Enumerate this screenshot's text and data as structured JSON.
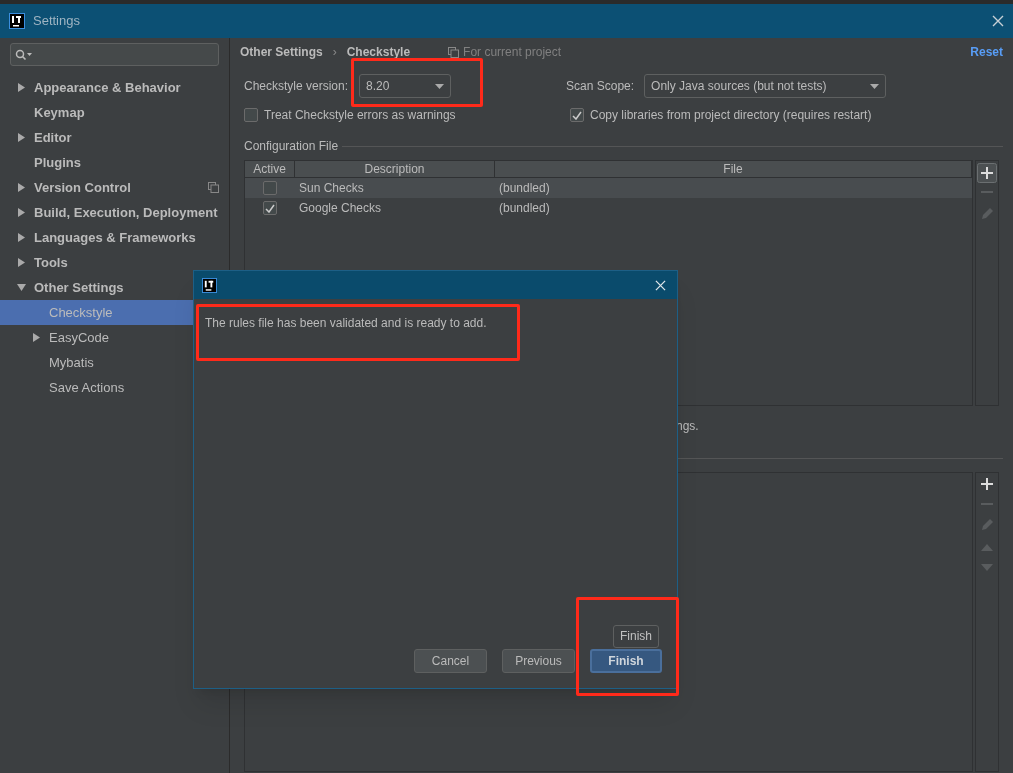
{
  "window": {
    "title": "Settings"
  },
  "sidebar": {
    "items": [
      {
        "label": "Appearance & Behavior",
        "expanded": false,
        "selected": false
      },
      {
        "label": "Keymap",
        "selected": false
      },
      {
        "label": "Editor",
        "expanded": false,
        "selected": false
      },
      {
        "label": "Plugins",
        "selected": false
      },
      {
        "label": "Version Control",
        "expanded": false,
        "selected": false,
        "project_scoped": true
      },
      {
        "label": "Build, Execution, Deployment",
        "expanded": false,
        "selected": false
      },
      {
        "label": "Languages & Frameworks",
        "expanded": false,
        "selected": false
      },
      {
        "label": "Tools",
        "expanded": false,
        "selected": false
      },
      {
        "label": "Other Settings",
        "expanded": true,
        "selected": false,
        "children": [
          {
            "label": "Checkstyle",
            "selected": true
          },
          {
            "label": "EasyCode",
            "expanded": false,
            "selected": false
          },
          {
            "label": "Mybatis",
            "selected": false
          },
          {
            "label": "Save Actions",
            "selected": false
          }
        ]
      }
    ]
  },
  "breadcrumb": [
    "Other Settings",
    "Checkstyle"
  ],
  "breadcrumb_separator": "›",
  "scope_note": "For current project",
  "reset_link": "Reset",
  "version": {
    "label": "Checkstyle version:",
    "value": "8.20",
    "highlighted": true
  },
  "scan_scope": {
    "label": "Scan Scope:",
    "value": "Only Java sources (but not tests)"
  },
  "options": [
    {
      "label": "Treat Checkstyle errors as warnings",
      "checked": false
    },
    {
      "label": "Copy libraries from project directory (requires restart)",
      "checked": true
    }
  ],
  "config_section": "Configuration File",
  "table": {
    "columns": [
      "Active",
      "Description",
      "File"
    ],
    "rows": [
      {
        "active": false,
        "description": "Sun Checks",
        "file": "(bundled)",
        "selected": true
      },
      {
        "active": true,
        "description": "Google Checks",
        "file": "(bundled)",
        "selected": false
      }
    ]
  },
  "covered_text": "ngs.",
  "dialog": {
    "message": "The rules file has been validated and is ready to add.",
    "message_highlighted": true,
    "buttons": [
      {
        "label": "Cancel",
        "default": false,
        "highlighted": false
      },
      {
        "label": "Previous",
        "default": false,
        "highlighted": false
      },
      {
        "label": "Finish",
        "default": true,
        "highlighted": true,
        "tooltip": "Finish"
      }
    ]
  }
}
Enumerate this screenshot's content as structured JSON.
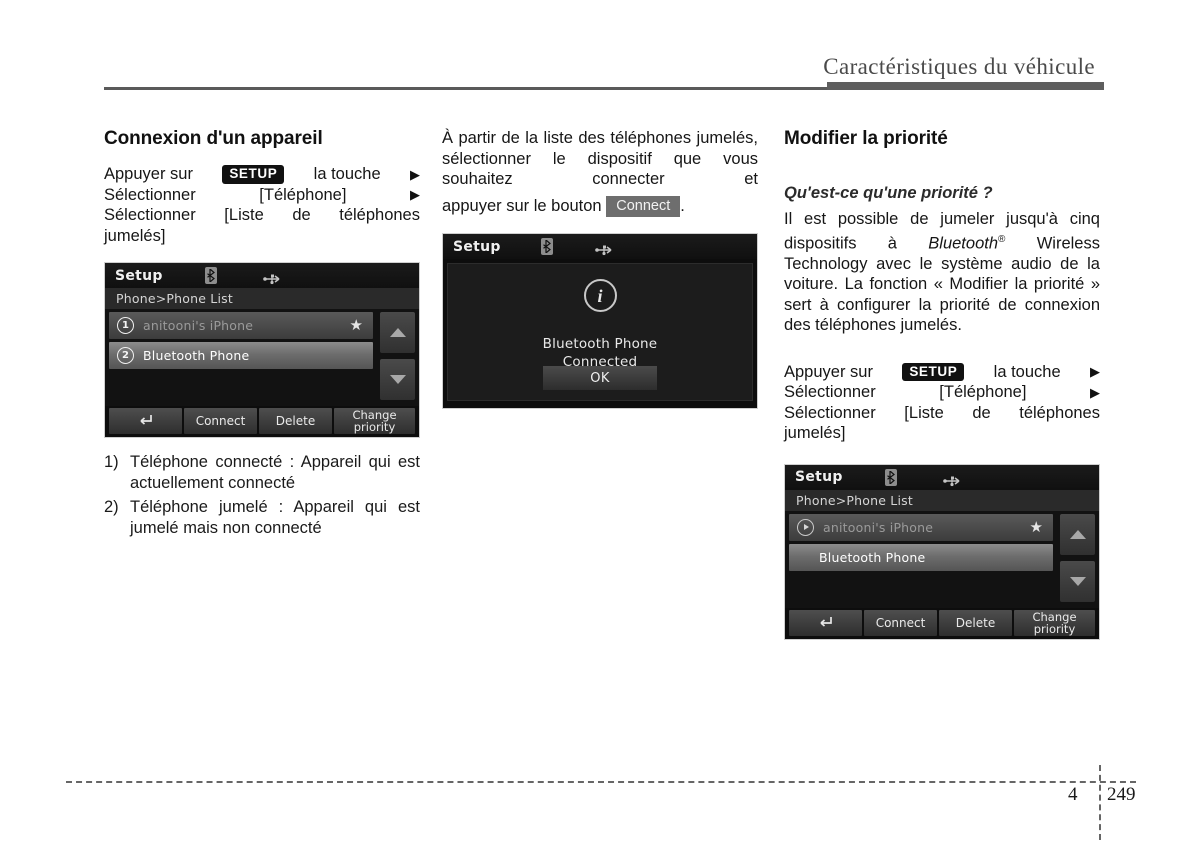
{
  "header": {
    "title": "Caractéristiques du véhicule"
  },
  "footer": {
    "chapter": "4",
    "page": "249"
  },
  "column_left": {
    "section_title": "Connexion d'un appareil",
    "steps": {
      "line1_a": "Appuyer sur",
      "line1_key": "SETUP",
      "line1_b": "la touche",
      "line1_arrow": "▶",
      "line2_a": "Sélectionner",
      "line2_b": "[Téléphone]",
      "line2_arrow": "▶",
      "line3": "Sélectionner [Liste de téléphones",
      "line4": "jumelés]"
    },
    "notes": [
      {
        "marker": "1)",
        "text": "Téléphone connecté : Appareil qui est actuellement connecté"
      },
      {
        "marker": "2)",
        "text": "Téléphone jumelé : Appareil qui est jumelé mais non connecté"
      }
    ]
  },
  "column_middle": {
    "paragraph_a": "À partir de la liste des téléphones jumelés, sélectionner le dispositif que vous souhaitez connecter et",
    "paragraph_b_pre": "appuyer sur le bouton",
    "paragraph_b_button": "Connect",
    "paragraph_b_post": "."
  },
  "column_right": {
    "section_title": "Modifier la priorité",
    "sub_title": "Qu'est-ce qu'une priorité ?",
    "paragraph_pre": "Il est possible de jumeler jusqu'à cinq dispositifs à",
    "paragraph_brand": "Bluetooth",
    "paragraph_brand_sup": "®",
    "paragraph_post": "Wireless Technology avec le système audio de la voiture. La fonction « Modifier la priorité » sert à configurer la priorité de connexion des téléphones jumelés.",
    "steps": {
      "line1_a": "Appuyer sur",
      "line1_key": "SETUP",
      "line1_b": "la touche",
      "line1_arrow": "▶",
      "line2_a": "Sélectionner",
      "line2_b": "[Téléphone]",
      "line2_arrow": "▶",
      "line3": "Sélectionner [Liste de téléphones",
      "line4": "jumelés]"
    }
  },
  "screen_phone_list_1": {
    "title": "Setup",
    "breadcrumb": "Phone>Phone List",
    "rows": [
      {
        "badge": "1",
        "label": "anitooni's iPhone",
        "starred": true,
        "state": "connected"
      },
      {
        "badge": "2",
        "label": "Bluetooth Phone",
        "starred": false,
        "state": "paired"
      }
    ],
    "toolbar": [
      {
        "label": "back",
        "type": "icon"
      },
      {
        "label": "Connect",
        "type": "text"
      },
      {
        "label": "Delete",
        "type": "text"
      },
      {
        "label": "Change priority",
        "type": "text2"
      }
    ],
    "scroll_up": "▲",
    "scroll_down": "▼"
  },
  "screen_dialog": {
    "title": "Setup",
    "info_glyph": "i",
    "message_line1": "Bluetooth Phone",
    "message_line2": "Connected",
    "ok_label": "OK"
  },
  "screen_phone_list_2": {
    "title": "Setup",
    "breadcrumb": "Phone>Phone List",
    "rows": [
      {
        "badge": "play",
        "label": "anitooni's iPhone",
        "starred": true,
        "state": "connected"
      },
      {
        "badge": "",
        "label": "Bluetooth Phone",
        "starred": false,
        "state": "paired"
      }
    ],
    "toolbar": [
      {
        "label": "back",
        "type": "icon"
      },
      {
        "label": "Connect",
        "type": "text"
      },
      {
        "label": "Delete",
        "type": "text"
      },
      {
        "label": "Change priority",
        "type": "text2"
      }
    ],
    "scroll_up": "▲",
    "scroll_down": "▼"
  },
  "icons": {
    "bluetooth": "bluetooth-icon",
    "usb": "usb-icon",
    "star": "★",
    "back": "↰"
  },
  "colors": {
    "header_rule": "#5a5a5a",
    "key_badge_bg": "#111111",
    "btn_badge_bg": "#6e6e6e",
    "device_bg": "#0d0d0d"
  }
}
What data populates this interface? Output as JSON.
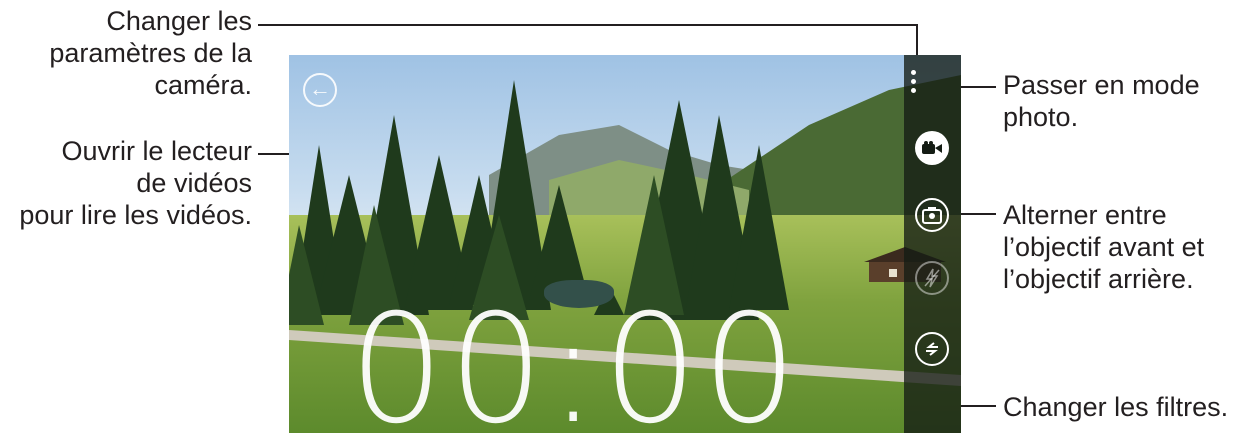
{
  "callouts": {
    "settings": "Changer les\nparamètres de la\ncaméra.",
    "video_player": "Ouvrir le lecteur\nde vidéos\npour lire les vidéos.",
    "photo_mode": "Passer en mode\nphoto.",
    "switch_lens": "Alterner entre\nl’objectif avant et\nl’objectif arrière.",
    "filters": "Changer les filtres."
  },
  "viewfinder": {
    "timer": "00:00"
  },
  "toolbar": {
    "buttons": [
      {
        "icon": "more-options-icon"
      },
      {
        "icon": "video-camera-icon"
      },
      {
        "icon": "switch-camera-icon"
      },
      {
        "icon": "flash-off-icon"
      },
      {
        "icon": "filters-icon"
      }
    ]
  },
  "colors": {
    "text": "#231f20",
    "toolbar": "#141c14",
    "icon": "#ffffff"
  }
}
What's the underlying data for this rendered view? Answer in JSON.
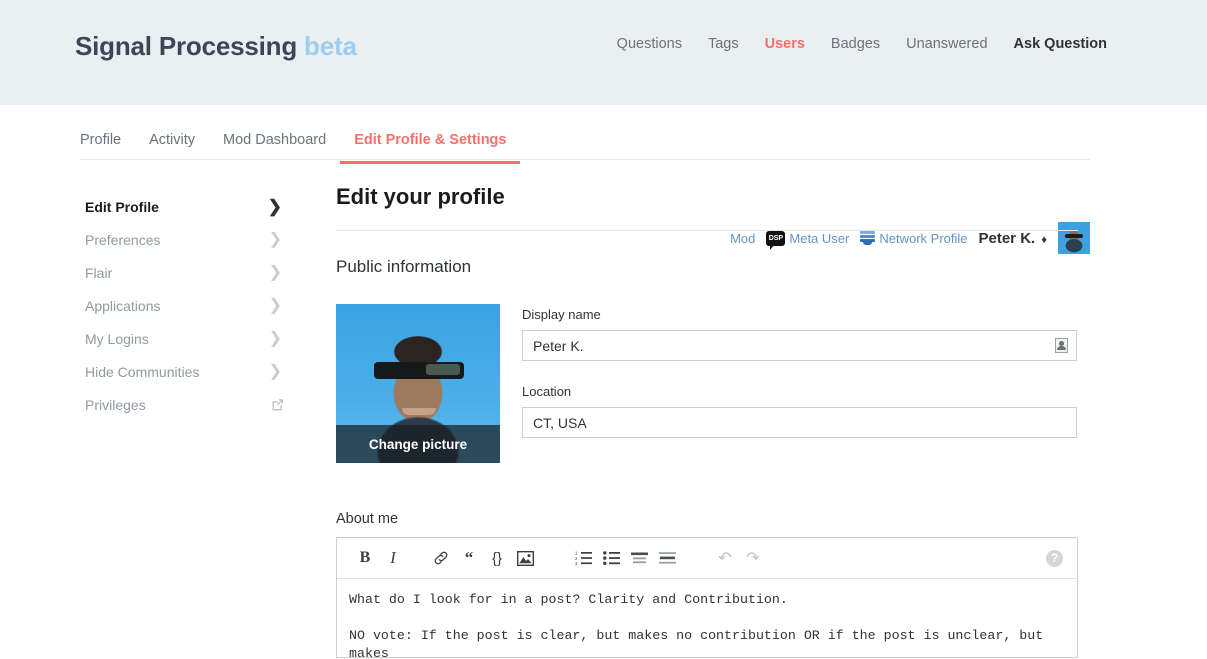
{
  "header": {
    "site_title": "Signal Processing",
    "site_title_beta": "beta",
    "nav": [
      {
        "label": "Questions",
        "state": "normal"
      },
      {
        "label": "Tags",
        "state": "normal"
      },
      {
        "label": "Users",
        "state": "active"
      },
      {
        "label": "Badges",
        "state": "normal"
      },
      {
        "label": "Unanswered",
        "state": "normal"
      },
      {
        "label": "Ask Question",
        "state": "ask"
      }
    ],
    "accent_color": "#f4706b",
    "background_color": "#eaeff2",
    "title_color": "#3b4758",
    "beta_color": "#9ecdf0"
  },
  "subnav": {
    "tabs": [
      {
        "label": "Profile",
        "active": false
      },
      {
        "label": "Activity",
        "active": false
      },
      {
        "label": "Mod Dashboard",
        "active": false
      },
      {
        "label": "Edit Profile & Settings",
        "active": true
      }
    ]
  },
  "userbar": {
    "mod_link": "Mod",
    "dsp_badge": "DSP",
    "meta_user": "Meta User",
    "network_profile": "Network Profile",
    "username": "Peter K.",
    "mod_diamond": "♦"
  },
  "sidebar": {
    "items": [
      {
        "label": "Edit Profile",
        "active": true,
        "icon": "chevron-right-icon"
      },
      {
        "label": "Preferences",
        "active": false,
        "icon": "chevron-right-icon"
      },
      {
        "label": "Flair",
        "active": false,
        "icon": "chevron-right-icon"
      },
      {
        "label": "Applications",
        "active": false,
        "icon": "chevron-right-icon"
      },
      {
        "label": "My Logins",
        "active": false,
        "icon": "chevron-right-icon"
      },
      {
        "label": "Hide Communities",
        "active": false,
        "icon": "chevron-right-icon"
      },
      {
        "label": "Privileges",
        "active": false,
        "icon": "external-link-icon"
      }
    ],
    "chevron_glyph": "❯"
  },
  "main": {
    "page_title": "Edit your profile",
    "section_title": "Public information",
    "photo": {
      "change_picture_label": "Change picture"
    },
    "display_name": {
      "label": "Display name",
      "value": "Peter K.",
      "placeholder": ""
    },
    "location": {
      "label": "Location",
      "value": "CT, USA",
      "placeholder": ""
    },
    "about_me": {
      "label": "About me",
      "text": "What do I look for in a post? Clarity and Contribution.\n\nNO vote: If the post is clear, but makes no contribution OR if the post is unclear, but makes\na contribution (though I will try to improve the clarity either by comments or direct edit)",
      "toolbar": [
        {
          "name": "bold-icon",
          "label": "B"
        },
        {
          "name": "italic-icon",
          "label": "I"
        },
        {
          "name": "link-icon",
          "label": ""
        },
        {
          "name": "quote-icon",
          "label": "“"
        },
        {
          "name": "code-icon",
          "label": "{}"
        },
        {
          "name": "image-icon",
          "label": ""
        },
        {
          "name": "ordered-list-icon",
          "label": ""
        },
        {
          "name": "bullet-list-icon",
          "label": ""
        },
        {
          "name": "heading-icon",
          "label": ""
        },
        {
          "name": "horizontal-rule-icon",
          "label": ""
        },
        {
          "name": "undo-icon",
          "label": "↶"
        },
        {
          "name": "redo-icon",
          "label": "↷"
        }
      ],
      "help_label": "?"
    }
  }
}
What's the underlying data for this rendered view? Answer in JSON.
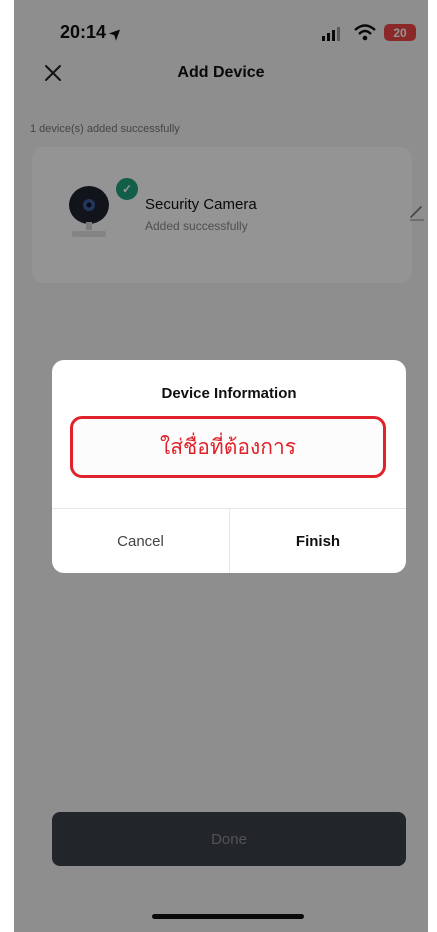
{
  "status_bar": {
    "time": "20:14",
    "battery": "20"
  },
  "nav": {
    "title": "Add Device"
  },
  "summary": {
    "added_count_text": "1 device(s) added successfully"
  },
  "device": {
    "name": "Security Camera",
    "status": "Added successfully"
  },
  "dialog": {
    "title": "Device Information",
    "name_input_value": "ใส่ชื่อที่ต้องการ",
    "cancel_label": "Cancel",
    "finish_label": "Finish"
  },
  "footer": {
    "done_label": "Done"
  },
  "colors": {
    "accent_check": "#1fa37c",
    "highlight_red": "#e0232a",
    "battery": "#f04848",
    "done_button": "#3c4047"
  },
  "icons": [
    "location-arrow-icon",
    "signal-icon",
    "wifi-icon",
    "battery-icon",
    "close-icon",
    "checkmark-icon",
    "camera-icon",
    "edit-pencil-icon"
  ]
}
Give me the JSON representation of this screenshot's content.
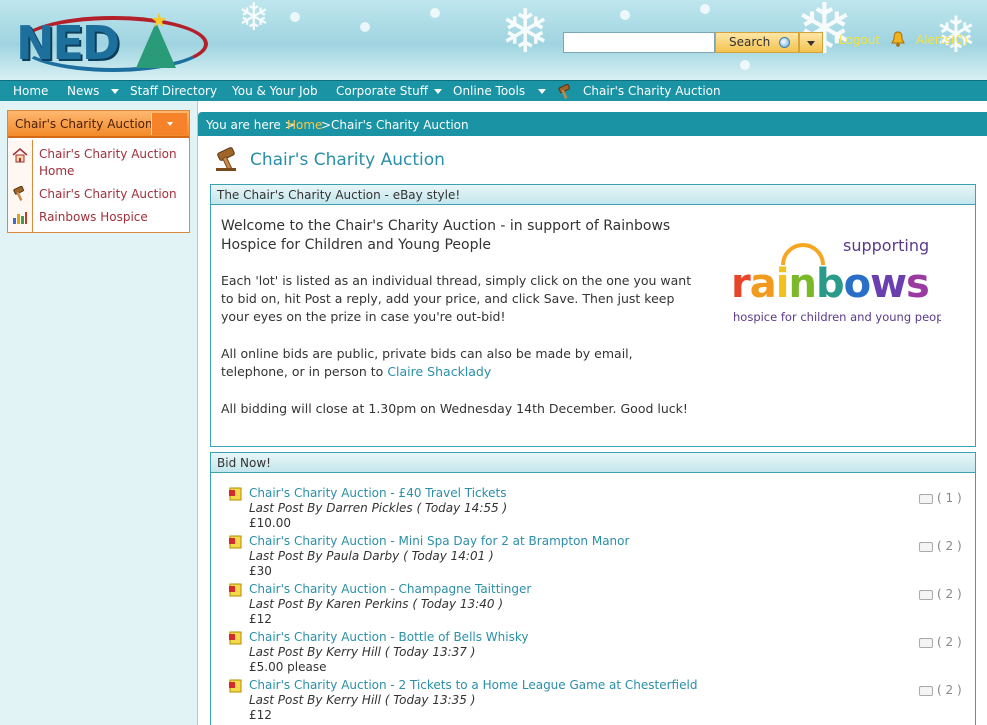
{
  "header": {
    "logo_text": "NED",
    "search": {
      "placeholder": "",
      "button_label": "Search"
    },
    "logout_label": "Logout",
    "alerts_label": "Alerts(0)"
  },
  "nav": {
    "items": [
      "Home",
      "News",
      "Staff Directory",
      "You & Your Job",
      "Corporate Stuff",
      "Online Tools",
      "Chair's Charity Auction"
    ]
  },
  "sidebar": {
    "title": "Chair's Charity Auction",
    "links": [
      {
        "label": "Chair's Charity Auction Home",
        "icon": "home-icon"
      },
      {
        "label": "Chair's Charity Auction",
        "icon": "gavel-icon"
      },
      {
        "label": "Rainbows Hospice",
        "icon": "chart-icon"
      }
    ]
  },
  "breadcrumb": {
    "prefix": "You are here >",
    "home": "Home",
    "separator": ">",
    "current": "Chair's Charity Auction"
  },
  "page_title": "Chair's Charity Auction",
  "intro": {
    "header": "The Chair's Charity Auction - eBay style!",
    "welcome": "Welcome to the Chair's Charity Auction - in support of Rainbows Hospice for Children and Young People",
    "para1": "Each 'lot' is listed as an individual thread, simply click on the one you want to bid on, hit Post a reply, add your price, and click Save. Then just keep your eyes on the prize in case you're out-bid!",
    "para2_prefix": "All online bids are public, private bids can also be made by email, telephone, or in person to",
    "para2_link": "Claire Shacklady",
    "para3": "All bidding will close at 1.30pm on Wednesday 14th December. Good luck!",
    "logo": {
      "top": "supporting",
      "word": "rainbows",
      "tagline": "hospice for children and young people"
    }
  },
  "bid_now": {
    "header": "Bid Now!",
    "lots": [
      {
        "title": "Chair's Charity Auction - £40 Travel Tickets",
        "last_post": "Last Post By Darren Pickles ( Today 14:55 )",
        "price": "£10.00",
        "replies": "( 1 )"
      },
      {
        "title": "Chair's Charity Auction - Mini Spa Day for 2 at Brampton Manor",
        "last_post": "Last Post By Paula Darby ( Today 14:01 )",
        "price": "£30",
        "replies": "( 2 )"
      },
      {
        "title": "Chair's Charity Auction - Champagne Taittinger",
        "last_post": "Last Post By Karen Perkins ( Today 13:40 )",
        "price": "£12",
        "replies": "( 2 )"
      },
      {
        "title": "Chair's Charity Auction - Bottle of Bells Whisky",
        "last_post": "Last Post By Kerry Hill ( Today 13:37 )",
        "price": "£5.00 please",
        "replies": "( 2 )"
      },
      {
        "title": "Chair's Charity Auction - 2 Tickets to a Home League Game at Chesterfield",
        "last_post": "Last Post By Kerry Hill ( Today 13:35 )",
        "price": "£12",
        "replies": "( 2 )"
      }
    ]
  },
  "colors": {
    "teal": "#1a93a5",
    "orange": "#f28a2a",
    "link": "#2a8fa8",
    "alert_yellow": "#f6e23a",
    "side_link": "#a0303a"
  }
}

Objective | Return only the number of lines in the preceding records that contain the string "Last".

Result of this task | 5